> Task prompt
In the listing that follows, count every line with the word "ylabel" in it and write only the total.

-- start of Input records --

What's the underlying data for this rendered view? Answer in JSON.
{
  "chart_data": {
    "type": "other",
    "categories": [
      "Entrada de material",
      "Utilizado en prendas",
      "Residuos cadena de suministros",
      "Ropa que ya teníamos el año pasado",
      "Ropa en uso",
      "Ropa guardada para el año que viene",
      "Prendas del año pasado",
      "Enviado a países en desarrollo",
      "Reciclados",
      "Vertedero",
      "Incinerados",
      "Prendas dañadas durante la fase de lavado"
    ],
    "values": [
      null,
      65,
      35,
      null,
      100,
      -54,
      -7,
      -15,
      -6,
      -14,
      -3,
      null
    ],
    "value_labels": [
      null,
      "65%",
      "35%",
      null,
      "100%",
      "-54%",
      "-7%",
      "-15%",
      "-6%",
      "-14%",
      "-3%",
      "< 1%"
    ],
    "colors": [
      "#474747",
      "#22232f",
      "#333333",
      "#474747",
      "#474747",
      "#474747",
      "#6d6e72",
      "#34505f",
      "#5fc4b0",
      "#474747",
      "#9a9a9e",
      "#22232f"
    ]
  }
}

-- end of Input records --
-- start of Input records --

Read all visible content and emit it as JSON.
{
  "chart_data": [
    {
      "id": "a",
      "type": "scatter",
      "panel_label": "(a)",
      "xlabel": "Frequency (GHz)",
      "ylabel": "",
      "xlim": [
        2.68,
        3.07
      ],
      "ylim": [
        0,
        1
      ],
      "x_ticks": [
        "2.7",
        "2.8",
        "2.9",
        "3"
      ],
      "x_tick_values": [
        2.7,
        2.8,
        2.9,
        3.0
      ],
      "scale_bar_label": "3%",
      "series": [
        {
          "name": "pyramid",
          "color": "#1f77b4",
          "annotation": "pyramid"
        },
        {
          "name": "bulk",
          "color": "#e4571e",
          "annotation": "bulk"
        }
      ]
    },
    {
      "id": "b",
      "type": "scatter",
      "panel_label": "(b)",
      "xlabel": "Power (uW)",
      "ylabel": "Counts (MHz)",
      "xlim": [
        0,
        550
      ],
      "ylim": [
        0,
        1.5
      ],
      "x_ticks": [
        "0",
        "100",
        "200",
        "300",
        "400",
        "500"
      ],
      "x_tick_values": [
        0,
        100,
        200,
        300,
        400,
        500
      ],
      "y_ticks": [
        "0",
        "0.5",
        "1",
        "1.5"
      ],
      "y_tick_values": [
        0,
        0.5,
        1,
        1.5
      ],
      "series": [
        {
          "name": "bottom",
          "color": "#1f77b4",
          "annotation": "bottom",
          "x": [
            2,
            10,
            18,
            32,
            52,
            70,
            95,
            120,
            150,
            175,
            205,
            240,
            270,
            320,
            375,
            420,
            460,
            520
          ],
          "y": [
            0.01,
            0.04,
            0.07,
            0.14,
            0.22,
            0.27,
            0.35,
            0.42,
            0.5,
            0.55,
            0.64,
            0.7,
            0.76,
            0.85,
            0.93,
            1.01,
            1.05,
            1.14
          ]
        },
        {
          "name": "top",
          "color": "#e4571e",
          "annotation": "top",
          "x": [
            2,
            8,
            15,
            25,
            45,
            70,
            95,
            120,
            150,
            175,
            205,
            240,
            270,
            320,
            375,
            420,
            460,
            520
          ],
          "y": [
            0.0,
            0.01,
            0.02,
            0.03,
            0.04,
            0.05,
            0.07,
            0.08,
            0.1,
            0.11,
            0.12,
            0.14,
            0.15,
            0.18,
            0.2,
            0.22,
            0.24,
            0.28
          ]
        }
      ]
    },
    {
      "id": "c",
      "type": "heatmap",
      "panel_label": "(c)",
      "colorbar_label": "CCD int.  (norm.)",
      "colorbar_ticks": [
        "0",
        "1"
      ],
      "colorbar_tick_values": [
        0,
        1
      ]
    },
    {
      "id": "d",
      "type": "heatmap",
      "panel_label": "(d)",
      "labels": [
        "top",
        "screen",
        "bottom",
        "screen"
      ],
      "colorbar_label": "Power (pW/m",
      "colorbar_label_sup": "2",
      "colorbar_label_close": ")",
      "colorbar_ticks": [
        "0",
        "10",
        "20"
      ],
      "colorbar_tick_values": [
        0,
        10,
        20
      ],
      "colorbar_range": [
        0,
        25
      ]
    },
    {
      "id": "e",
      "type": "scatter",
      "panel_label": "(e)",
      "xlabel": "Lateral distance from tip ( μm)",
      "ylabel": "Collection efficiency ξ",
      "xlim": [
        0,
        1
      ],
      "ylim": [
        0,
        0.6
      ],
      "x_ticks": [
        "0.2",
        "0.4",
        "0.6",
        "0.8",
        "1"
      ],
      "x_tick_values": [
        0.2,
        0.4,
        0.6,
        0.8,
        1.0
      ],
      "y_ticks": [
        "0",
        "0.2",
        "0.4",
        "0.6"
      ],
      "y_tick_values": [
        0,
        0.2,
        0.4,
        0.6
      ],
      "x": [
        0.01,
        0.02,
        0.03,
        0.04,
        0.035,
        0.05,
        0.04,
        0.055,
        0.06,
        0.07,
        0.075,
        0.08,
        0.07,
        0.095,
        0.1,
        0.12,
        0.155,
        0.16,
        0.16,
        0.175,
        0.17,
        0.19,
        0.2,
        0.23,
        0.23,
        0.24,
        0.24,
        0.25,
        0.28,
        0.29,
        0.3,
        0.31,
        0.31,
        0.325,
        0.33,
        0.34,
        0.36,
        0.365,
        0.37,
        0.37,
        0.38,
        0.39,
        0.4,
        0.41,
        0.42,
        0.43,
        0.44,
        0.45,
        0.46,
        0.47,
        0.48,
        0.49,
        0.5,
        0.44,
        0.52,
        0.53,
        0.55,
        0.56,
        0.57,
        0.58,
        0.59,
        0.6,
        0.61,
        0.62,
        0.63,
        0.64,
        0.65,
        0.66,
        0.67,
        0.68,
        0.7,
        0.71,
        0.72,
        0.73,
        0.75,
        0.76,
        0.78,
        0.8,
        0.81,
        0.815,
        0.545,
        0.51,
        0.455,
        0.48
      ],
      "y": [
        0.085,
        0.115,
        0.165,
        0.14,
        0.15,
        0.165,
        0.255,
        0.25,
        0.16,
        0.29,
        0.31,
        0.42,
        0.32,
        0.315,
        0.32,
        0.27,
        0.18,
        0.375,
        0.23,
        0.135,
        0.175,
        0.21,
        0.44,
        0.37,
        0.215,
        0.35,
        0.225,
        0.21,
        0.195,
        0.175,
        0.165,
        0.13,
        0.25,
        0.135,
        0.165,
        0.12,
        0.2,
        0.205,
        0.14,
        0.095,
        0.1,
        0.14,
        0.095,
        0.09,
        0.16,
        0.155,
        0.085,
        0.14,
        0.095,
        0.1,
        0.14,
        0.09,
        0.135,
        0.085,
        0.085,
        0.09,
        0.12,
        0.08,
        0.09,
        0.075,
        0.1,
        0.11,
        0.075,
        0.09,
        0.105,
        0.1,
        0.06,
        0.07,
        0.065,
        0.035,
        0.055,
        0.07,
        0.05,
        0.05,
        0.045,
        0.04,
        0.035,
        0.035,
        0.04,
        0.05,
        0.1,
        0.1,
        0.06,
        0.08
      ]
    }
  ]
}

-- end of Input records --

> The output
3